# [INSTRUCTIONS FOR THE TASK]
Copy every line of the entries that includes the word "JSON".

# [ROWS]
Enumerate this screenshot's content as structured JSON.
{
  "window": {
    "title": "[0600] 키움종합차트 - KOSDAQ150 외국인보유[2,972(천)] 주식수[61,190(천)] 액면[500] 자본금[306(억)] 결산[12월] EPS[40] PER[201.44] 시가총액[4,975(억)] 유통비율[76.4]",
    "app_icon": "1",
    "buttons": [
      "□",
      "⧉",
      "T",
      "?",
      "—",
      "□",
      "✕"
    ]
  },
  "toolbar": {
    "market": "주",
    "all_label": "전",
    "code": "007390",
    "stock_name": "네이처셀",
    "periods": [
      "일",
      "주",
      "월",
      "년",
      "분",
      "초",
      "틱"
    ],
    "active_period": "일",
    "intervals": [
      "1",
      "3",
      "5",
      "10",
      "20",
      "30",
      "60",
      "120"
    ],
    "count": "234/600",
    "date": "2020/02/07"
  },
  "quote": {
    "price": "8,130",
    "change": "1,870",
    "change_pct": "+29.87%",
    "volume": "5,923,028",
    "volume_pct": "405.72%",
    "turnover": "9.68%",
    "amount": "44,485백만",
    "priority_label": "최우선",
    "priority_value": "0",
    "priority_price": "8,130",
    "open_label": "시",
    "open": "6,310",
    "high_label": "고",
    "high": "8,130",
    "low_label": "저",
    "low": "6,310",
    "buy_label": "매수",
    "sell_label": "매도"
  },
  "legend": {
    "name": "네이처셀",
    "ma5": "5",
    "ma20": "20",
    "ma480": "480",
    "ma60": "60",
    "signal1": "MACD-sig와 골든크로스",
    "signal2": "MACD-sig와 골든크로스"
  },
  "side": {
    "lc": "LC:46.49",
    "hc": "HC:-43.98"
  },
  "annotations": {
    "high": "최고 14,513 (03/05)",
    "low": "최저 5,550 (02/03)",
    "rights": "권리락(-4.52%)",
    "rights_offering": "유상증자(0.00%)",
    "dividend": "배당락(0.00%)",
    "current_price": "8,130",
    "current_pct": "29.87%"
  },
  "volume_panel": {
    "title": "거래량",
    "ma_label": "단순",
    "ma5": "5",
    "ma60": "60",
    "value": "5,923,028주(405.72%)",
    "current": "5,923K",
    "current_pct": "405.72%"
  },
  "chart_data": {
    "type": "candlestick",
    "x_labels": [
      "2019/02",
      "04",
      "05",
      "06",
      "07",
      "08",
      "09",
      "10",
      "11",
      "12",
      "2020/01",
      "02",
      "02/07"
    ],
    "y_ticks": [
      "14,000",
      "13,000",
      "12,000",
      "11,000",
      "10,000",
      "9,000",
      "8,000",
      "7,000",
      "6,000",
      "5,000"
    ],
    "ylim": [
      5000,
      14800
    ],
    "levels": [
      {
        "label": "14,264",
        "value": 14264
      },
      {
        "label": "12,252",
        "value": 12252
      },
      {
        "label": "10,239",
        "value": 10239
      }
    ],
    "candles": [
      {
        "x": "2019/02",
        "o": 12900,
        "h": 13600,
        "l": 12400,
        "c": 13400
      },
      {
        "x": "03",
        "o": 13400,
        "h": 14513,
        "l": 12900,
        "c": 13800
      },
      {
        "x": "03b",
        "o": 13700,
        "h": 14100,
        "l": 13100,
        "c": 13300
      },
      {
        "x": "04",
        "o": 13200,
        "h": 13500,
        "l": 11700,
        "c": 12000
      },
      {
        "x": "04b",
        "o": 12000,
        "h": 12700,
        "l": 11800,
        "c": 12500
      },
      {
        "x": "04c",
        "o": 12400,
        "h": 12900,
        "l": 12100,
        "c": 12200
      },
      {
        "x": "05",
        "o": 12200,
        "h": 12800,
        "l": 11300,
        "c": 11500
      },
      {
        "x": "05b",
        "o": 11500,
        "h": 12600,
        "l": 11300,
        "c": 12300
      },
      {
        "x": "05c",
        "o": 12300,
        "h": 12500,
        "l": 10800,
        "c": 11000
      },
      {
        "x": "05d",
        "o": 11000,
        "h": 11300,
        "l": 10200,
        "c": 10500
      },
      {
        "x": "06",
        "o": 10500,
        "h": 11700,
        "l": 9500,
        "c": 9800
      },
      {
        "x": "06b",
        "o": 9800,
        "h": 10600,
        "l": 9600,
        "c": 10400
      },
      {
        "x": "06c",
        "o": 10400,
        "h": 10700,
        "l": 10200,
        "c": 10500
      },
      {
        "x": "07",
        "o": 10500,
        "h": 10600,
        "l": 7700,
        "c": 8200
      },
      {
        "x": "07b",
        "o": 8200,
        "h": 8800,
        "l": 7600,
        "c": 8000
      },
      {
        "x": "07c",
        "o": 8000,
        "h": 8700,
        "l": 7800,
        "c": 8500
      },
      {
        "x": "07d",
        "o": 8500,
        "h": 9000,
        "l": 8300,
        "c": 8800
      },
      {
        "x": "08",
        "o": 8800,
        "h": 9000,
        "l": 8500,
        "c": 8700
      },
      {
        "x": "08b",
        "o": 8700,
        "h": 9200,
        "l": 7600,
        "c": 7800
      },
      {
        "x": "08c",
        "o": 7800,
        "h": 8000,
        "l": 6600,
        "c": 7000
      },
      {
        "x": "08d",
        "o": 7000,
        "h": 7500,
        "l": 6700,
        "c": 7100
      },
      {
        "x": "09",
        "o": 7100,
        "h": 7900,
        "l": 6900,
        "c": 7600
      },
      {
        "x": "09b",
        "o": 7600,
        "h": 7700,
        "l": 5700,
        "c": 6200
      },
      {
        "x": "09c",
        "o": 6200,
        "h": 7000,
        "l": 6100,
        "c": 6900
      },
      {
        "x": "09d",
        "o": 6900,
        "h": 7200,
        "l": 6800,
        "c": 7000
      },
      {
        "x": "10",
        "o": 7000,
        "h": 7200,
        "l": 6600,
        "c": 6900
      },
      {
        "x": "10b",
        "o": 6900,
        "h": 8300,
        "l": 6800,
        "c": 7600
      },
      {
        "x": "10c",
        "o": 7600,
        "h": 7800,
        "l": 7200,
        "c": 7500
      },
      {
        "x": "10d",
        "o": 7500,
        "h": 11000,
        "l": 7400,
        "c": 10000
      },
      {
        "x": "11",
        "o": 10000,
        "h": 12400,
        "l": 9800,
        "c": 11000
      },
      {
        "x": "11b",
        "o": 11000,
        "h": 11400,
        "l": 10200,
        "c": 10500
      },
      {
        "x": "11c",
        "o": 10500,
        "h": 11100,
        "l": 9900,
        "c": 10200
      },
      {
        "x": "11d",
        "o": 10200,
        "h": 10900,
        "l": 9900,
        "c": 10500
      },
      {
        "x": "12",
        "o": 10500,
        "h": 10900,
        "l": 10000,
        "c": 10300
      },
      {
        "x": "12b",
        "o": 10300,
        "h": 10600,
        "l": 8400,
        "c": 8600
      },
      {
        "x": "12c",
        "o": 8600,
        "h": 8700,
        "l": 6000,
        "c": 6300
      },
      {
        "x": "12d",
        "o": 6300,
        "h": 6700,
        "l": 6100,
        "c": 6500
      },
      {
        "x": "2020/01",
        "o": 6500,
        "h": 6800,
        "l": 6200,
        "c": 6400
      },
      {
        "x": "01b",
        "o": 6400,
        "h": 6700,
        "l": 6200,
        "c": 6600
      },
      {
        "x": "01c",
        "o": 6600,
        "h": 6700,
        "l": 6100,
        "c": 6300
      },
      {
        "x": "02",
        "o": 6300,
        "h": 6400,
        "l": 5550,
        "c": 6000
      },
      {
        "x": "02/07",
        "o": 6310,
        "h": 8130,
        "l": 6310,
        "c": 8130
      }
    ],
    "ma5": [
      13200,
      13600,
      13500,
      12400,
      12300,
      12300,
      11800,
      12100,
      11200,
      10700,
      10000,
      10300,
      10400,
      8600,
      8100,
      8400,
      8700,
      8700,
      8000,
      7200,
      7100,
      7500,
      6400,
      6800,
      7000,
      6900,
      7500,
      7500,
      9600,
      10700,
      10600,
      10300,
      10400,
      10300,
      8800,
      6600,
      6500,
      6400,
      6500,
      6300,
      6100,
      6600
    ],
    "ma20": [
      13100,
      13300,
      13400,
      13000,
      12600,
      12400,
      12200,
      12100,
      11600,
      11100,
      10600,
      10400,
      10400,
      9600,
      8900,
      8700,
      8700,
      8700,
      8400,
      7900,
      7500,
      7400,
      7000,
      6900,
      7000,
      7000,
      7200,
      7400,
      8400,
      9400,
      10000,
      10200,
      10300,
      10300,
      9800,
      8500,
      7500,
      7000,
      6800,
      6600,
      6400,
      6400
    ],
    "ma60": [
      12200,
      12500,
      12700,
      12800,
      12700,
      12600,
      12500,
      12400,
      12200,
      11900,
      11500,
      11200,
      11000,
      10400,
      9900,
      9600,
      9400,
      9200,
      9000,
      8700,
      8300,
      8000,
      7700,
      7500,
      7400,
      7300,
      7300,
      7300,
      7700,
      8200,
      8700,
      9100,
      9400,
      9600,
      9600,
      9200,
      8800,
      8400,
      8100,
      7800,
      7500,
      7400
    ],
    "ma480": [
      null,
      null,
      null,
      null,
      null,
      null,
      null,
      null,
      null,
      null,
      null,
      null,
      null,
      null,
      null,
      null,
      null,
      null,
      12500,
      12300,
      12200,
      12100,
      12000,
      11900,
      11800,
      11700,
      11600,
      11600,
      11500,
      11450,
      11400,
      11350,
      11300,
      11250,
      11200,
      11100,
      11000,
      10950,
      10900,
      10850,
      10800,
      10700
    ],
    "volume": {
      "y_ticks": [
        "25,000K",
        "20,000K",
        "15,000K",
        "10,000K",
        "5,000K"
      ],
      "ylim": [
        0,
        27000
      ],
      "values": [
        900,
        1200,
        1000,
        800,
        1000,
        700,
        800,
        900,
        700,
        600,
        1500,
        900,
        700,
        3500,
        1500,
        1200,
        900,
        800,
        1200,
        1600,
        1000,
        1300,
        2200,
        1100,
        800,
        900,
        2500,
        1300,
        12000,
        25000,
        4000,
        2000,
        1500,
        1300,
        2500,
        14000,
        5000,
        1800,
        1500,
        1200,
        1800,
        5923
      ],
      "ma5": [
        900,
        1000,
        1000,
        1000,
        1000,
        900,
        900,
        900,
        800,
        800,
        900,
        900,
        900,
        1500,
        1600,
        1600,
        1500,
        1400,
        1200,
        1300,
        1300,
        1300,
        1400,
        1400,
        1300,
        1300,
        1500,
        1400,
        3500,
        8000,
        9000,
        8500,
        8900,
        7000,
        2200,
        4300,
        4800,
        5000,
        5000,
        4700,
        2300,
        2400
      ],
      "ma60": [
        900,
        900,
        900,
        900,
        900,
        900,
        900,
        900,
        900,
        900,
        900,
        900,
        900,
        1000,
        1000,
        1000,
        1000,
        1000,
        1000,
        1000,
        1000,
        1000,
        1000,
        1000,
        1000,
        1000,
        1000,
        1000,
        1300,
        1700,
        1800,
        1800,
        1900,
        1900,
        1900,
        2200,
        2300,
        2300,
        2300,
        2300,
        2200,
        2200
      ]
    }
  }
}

---

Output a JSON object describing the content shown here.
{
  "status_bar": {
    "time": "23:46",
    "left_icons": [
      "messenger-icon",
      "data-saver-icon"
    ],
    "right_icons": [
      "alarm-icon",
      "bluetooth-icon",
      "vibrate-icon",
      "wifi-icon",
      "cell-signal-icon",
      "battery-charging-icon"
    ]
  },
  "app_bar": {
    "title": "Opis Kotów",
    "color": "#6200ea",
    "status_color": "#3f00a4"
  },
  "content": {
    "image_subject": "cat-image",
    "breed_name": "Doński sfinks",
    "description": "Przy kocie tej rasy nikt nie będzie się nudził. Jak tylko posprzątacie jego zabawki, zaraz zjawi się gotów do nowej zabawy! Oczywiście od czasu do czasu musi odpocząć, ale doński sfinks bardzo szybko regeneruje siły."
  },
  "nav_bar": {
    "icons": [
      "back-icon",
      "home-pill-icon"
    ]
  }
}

# [RESPONSE TO THIS EXERCISE]
Enumerate this screenshot's content as structured JSON.
Output a JSON object describing the content shown here.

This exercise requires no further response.